» **THE EXERCISE**
Could you extract, word for word, the stretch of the motorcycle tuning text below from "ONLY THE SERIOUS" through "I are applied."?

» **EXCERPTED TEXT**
ONLY THE SERIOUS TAKE HEED...
This stage is for the advanced rider with a serious attitude toward sports activity. Some minor changes in the cylinder mods of Phase I are applied.

CYLINDER
The exhaust port is raised a full 2mm instead of 1.5mm.

CYLINDER HEAD
With the higher exhaust port, a smaller combustion chamber is needed. A total of 0.76mm must be removed, and the cranking pressure should remain between 170 and 175 psi. The piston-to-cylinder head clearance measures 0.75mm.

EXHAUST PIPE
Stage numero dos uses an aftermarket exhaust pipe. A Bassani pipe and silencer
get the nod. Bassani has a straight silencer and a spark arrester setup that fit into the silencer.

CARBURETOR
Things start getting radical here. The standard 32mm Mikuni gets replaced by a 38mm Mikuni. A YZ250K or L model carb works fine. Major jetting changes are needed and an IT250K intake manifold must be installed to accept the big-bore carb. Here's the carb jetting: main jet, 350; slide, 3.0; needle jet, Q-0; jet needle, 6F45-3; pilot jet, 50; air screw, 1.5 turns out.


The entire airbox was removed and replaced by a single K&N unit. It makes more power, although it's not the hot ticket in water or mud. In these situations leave the stock system on.



Mild porting and a cut pipe add to the powerband. It revs out and pulls much harder than the stocker. For the Phase 2 Tri-Z a Bassani pipe and more radical porting are the key.

» **SUPPLIED INFORMATION**
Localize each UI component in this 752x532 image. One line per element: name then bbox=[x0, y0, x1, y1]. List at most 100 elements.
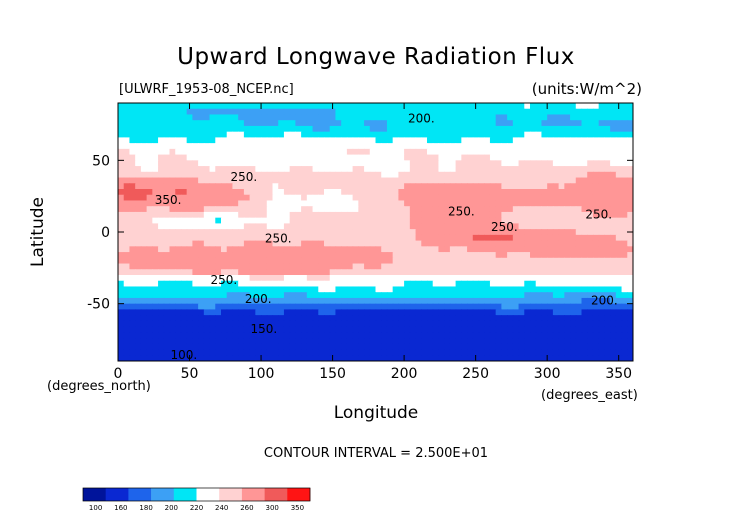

» **THE ANSWER**
ONLY THE SERIOUS TAKE HEED...
This stage is for the advanced rider with a serious attitude toward sports activity. Some minor changes in the cylinder mods of Phase I are applied.